* [DATASET EXCERPTS]:
::::::::
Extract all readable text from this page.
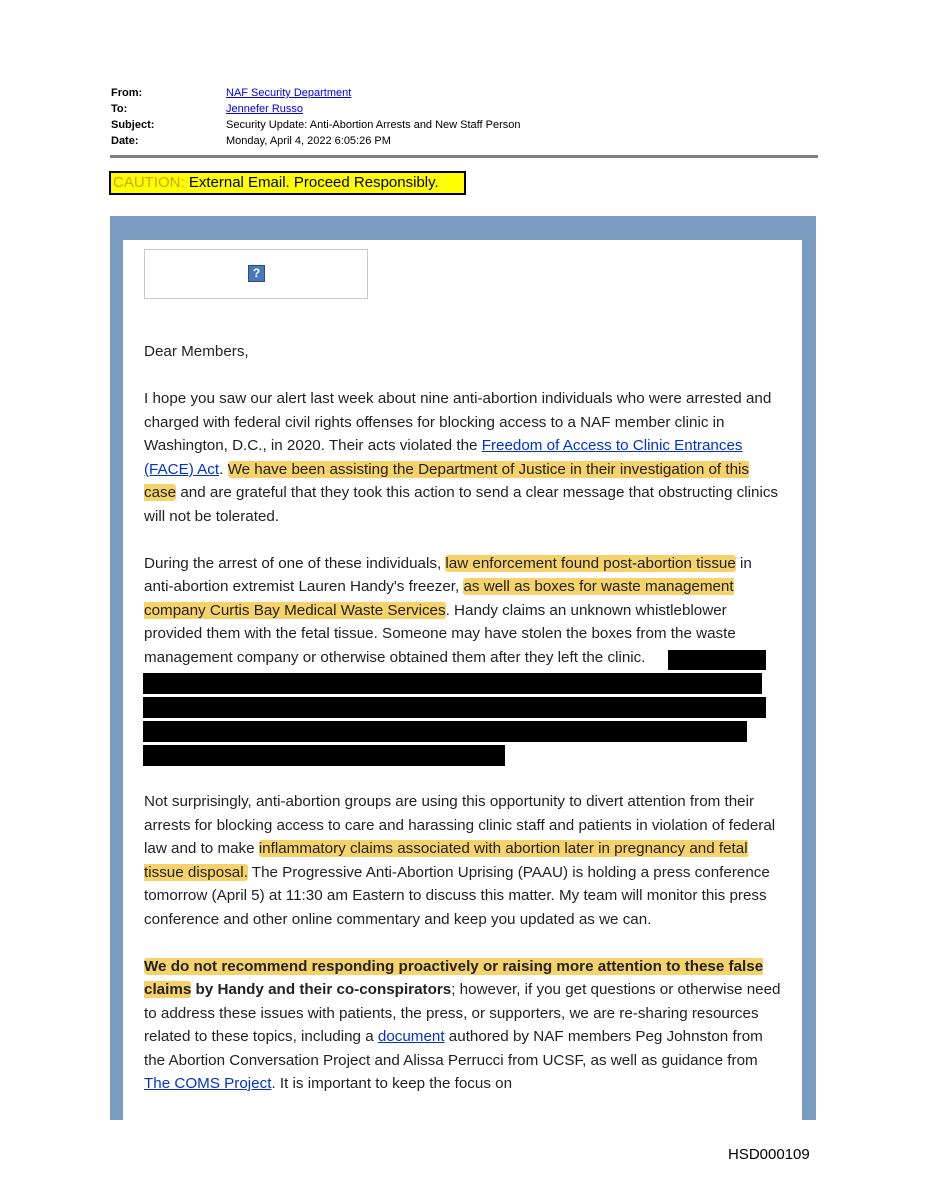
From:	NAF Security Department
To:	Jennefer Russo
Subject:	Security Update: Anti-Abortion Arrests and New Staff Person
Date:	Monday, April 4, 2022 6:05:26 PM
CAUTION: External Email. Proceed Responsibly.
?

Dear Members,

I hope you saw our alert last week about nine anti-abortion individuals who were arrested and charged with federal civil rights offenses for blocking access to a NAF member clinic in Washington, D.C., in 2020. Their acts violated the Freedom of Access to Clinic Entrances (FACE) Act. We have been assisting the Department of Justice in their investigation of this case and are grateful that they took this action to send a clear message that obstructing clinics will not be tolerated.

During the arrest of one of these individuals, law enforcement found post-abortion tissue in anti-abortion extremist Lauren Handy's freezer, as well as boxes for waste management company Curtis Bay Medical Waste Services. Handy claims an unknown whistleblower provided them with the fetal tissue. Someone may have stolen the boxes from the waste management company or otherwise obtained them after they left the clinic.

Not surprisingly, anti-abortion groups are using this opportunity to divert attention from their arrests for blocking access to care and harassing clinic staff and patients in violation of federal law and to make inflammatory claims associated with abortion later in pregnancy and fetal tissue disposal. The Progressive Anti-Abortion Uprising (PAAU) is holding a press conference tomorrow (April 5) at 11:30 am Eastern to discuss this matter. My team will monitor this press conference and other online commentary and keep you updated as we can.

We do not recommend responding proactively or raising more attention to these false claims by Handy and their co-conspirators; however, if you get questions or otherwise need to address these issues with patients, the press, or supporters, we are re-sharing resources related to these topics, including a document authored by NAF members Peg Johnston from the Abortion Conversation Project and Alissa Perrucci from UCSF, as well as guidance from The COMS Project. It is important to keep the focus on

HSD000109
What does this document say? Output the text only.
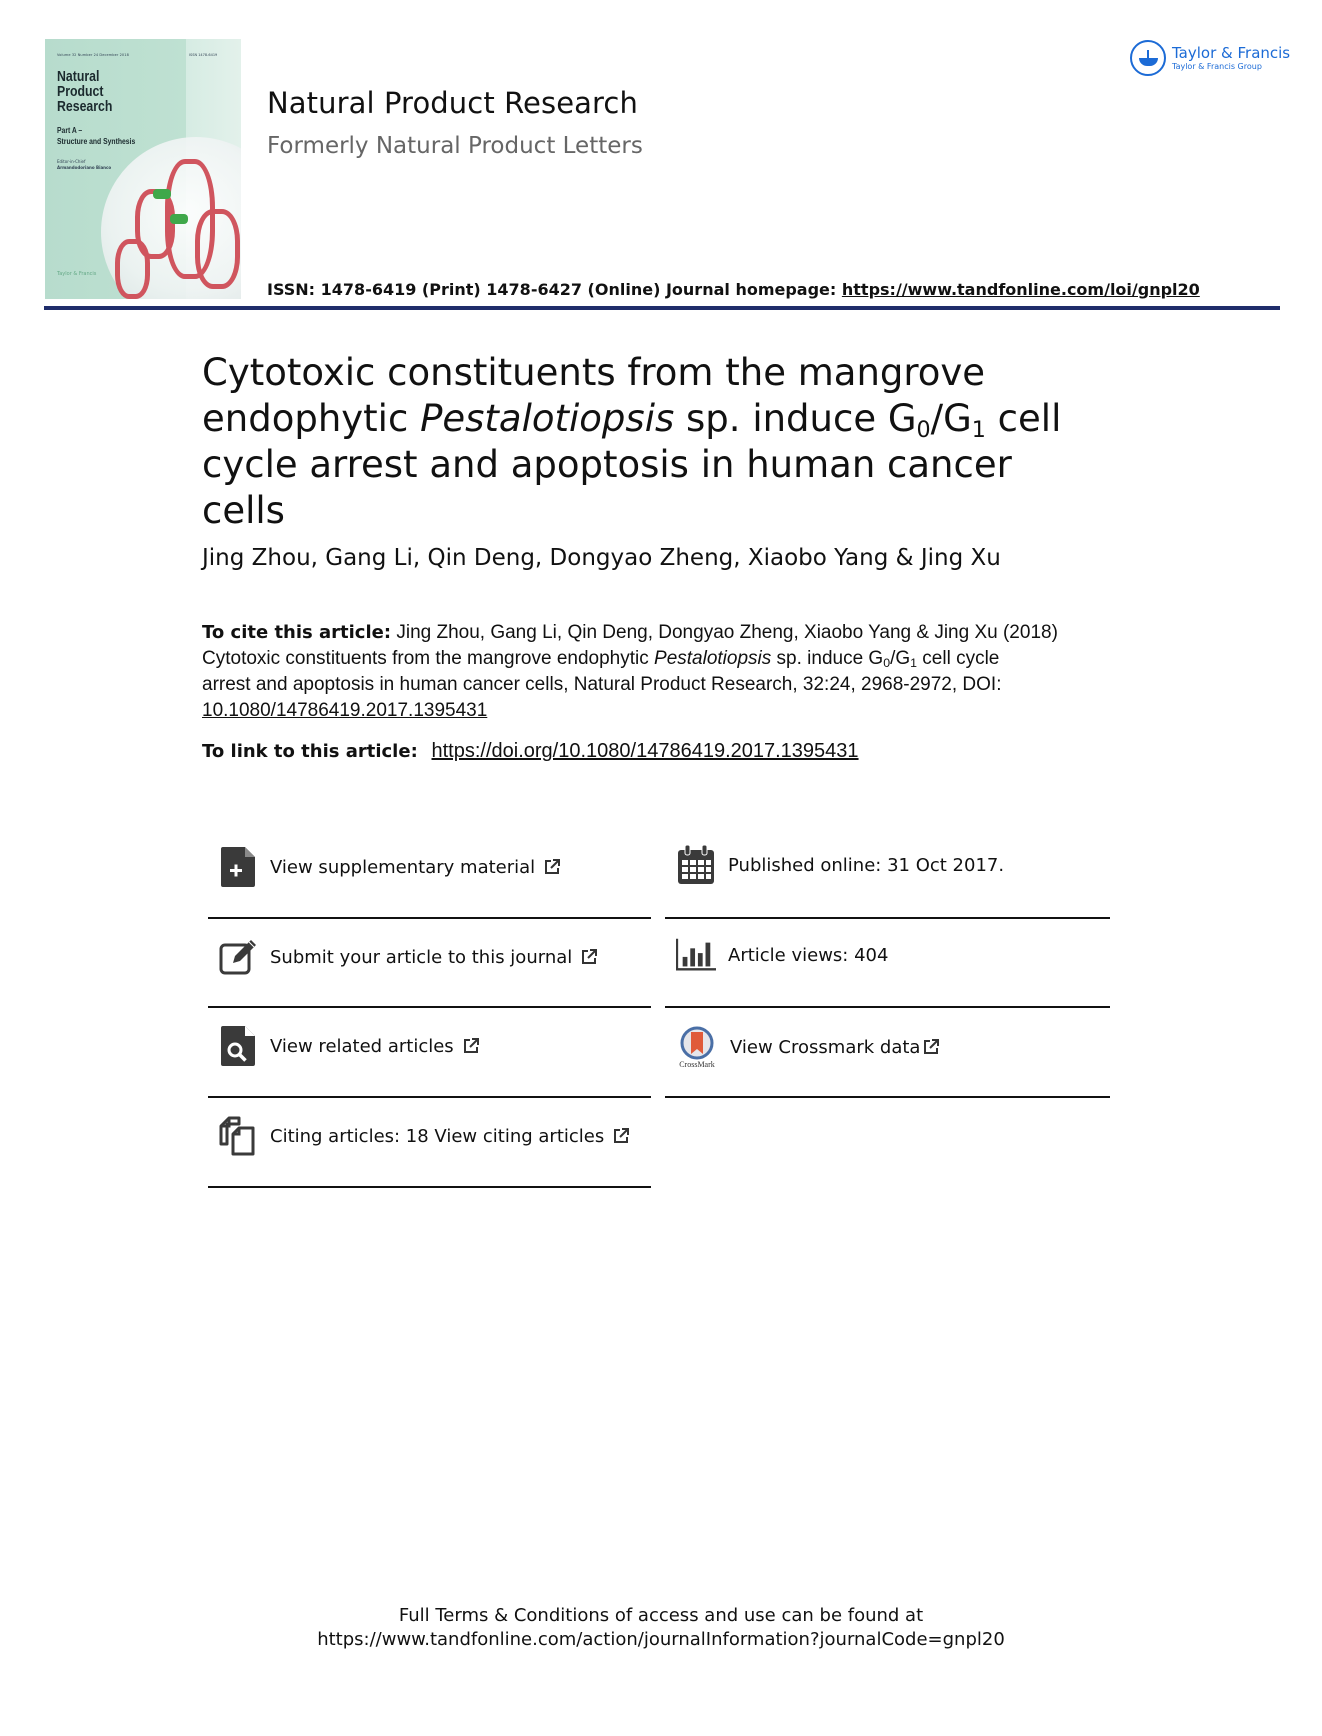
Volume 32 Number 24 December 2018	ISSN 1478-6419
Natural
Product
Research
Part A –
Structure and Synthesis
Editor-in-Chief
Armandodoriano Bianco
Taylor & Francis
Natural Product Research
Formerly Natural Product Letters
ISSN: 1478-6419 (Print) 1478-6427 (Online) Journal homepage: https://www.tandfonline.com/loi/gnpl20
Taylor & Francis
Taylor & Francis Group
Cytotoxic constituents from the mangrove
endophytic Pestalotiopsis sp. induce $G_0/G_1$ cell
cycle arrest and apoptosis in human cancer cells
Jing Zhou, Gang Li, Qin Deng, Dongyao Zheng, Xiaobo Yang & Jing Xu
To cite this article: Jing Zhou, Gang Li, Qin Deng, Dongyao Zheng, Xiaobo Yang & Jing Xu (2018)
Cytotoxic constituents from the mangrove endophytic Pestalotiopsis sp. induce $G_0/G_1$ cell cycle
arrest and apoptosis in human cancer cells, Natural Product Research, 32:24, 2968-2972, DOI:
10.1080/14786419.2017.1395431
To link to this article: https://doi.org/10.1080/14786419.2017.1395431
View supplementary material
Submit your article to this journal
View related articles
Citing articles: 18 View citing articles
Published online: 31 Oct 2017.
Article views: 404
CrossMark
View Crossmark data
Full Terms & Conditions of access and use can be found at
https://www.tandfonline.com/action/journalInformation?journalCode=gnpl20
::::::::
* [PROBLEM REQUIREMENTS]: Every line with the string "text" in the material should be returned.

* [RESPONSE AREA]:
Extract all readable text from this page.
What does this document say? Output the text only.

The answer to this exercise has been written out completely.